# Brief:
Return the records that follow unaltered. Omit every picture.

# Data lines:
• • • • • • •

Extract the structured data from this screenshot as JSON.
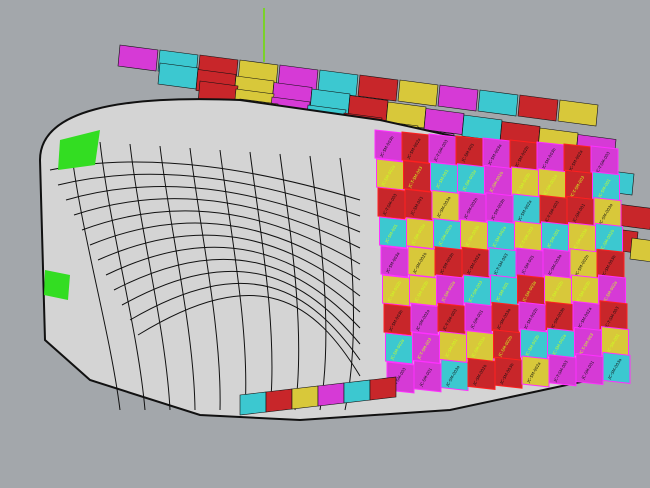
{
  "viewport": {
    "background": "#a3a7ab"
  },
  "model": {
    "shell_color": "#d4d4d4",
    "edge_color": "#111111",
    "accent_green": "#33dd22",
    "panel_colors": [
      "#d63ad6",
      "#3cc8d0",
      "#c8262a",
      "#d8c83a"
    ],
    "panel_labels": [
      "JC-SM-003b",
      "JC-SM-002a",
      "JC-T-SM-003",
      "JC-SM-001",
      "JC-SM-003a",
      "JC-SM-002b"
    ]
  }
}
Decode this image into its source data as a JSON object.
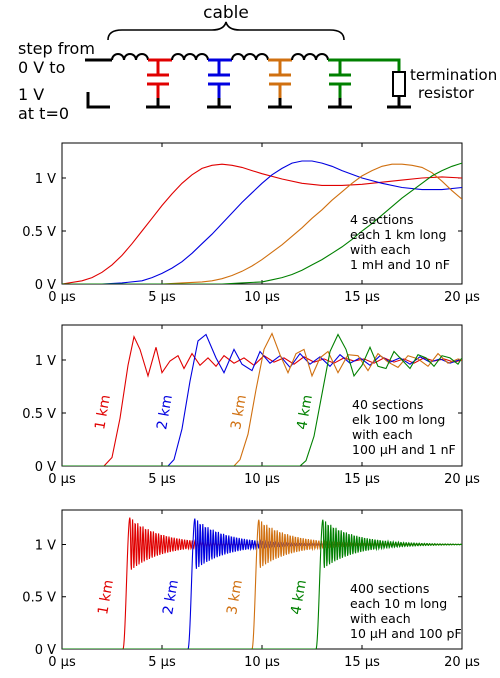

• • • • • • •

# Task result:
Extract the structured data from this screenshot as JSON.
{
  "viewport": {
    "background": "#a3a7ab"
  },
  "model": {
    "shell_color": "#d4d4d4",
    "edge_color": "#111111",
    "accent_green": "#33dd22",
    "panel_colors": [
      "#d63ad6",
      "#3cc8d0",
      "#c8262a",
      "#d8c83a"
    ],
    "panel_labels": [
      "JC-SM-003b",
      "JC-SM-002a",
      "JC-T-SM-003",
      "JC-SM-001",
      "JC-SM-003a",
      "JC-SM-002b"
    ]
  }
}
Decode this image into its source data as a JSON object.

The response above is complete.